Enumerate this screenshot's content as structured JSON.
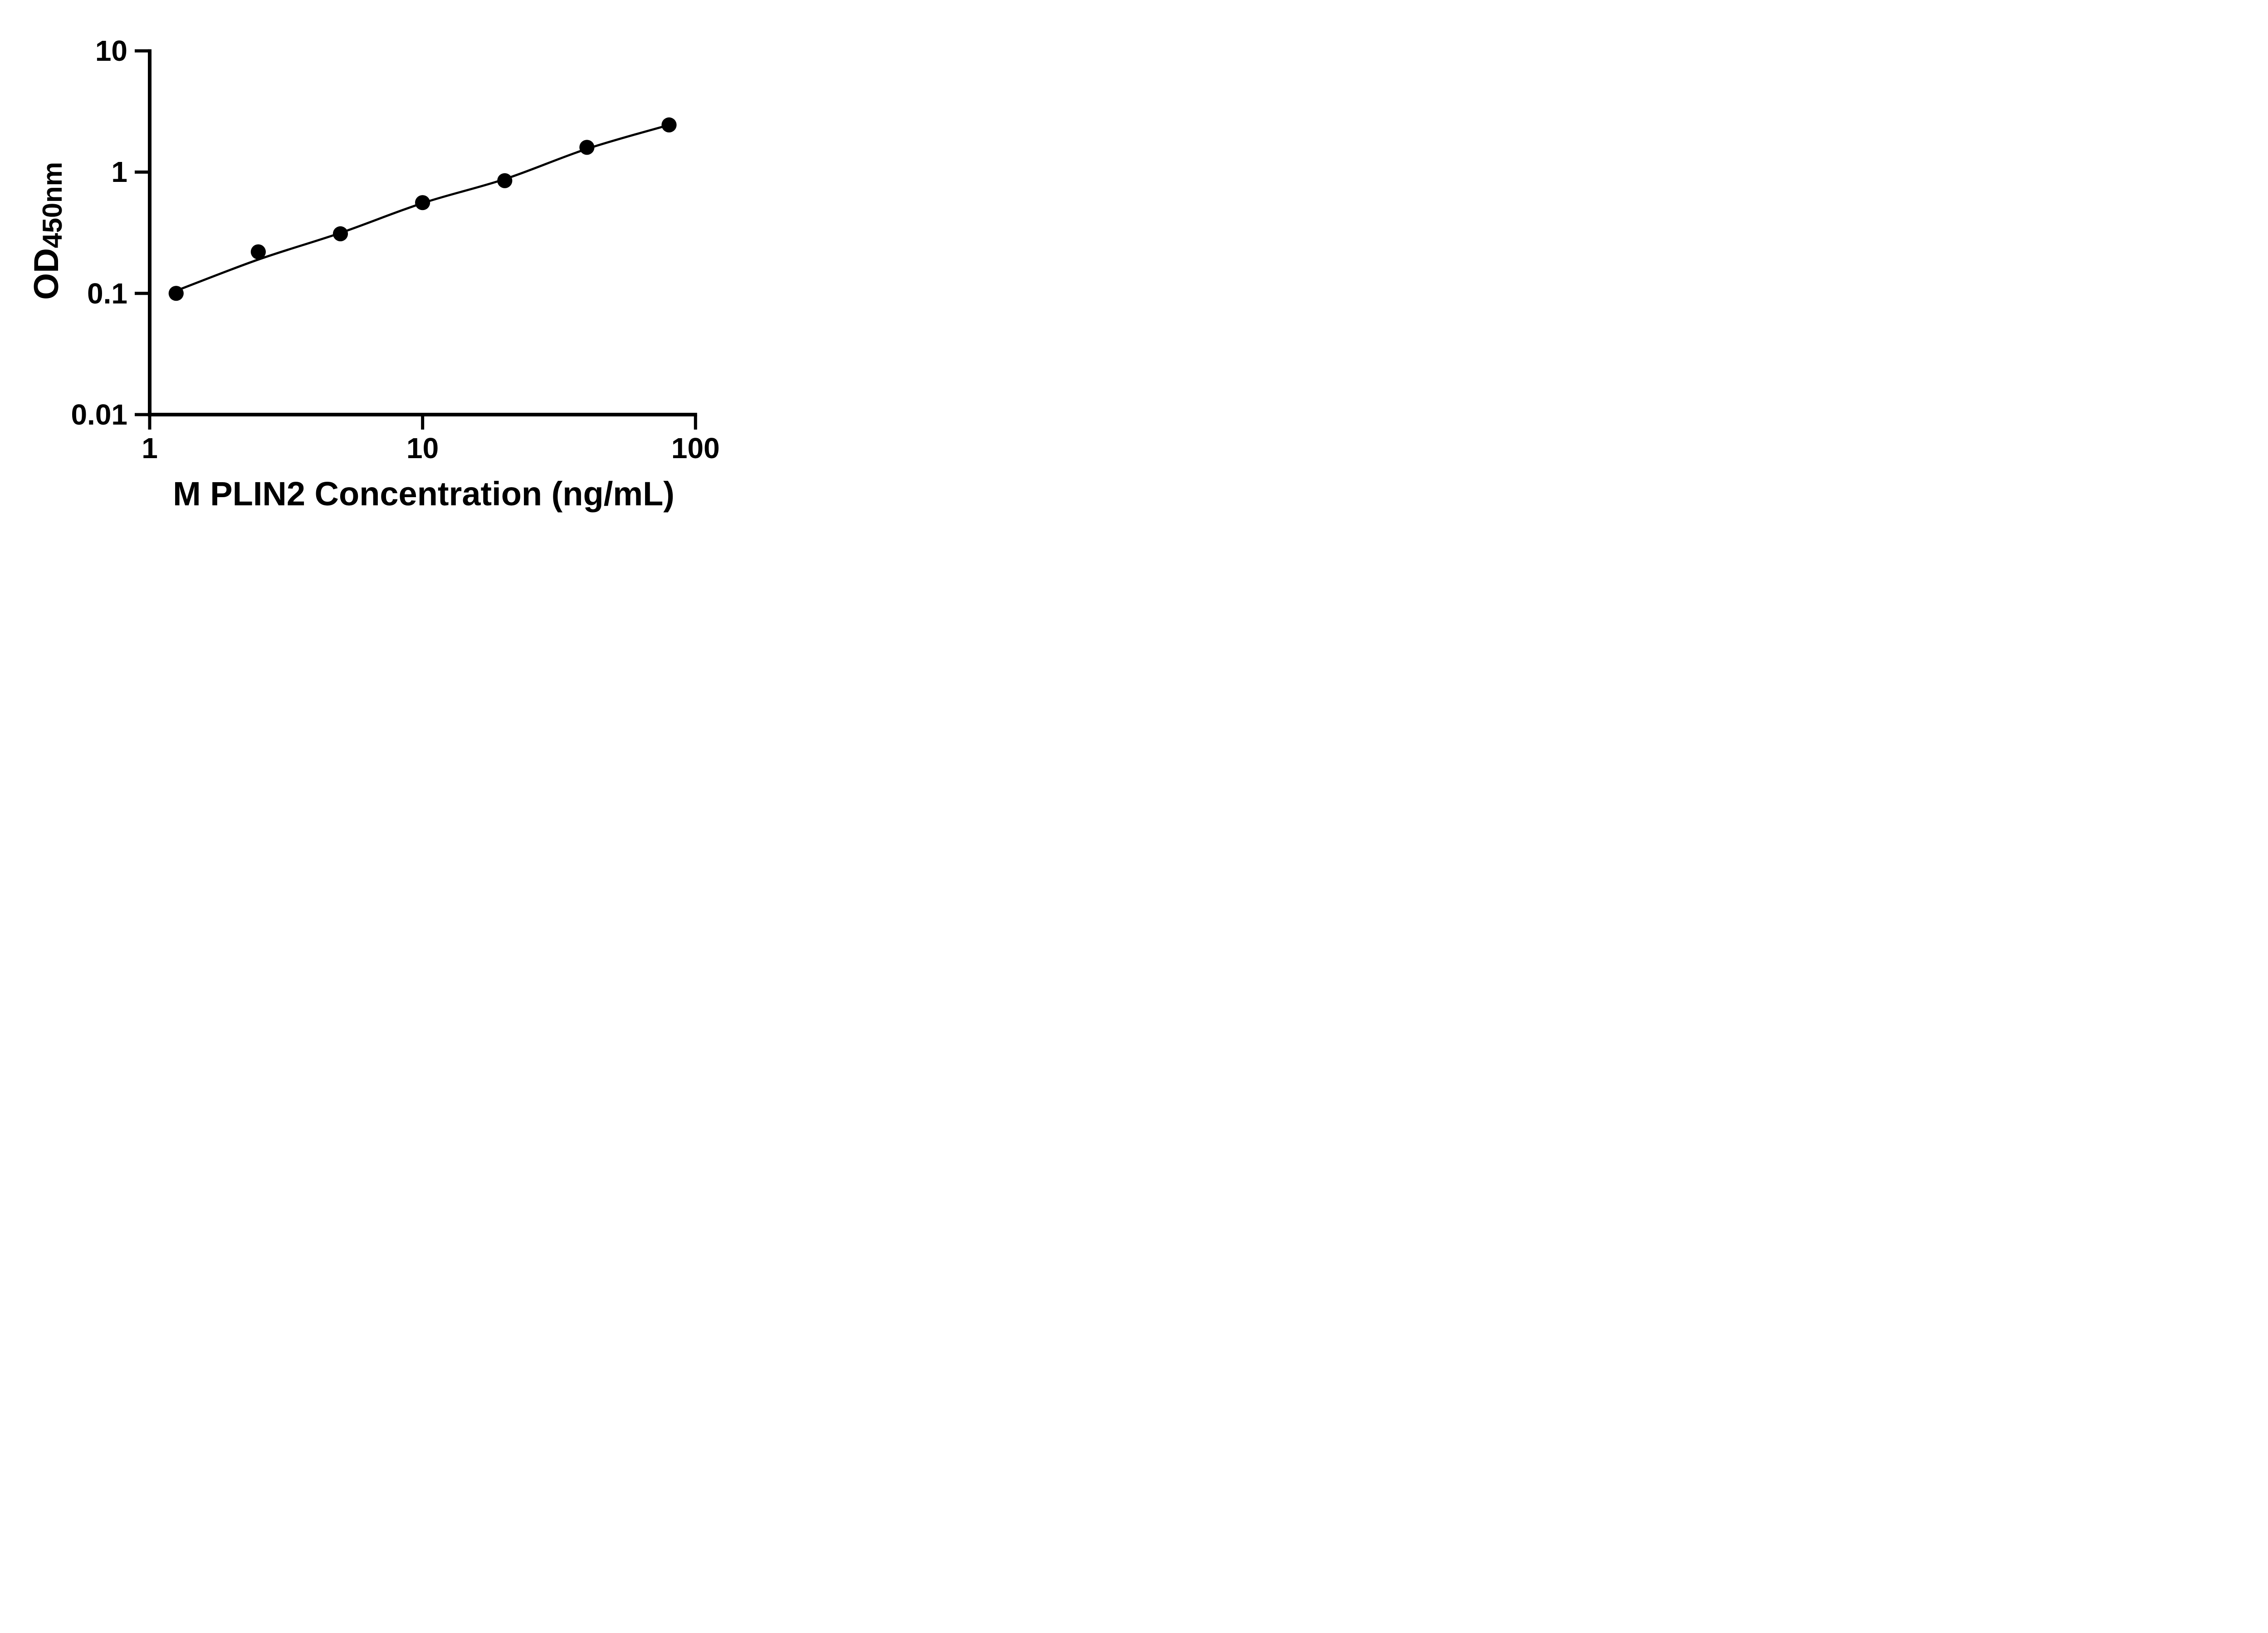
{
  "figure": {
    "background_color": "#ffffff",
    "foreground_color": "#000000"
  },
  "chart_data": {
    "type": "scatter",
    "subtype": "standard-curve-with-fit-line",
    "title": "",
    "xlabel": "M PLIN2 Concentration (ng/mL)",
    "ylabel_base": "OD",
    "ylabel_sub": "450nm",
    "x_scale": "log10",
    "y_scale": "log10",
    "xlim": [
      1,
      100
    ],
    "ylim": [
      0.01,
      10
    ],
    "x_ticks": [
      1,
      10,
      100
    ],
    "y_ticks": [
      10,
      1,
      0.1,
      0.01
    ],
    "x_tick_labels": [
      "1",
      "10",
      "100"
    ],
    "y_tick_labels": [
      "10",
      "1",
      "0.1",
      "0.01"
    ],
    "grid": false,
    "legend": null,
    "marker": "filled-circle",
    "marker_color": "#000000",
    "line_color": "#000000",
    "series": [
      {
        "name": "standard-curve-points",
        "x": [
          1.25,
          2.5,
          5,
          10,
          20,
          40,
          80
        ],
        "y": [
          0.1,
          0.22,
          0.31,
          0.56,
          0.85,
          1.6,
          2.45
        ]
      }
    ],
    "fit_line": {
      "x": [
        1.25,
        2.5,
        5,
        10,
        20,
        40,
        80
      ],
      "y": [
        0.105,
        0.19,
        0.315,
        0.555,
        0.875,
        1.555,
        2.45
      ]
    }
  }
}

============

**Short task:**
Omit pictures; set down the rest of the material word for word.

**Output for this task:**
Enumerate this screenshot's content as structured JSON.
{
  "figure": {
    "background_color": "#ffffff",
    "foreground_color": "#000000"
  },
  "chart_data": {
    "type": "scatter",
    "subtype": "standard-curve-with-fit-line",
    "title": "",
    "xlabel": "M PLIN2 Concentration (ng/mL)",
    "ylabel_base": "OD",
    "ylabel_sub": "450nm",
    "x_scale": "log10",
    "y_scale": "log10",
    "xlim": [
      1,
      100
    ],
    "ylim": [
      0.01,
      10
    ],
    "x_ticks": [
      1,
      10,
      100
    ],
    "y_ticks": [
      10,
      1,
      0.1,
      0.01
    ],
    "x_tick_labels": [
      "1",
      "10",
      "100"
    ],
    "y_tick_labels": [
      "10",
      "1",
      "0.1",
      "0.01"
    ],
    "grid": false,
    "legend": null,
    "marker": "filled-circle",
    "marker_color": "#000000",
    "line_color": "#000000",
    "series": [
      {
        "name": "standard-curve-points",
        "x": [
          1.25,
          2.5,
          5,
          10,
          20,
          40,
          80
        ],
        "y": [
          0.1,
          0.22,
          0.31,
          0.56,
          0.85,
          1.6,
          2.45
        ]
      }
    ],
    "fit_line": {
      "x": [
        1.25,
        2.5,
        5,
        10,
        20,
        40,
        80
      ],
      "y": [
        0.105,
        0.19,
        0.315,
        0.555,
        0.875,
        1.555,
        2.45
      ]
    }
  }
}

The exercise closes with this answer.